What you should do:
Write out each line of the entries below that holds the word "Costa".

(Items from a figure collection)
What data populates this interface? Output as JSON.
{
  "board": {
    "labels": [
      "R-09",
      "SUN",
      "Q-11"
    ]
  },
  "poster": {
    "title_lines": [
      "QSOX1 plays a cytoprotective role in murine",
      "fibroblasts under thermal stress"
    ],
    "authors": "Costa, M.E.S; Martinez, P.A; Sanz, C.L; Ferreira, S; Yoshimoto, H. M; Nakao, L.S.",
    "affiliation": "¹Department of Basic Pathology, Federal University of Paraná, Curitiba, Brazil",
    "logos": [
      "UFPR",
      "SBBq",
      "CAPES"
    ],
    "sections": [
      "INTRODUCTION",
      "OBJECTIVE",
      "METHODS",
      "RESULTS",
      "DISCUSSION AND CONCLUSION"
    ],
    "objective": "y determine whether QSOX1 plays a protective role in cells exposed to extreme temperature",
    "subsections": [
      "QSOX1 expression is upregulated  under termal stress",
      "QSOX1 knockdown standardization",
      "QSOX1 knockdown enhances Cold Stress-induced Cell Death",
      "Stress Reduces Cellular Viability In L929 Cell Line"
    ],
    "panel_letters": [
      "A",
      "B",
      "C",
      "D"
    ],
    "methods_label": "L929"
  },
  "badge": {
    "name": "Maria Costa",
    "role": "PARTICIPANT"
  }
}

Worked solution:
    "authors": "Costa, M.E.S; Martinez, P.A; Sanz, C.L; Ferreira, S; Yoshimoto, H. M; Nakao, L.S.",
    "name": "Maria Costa",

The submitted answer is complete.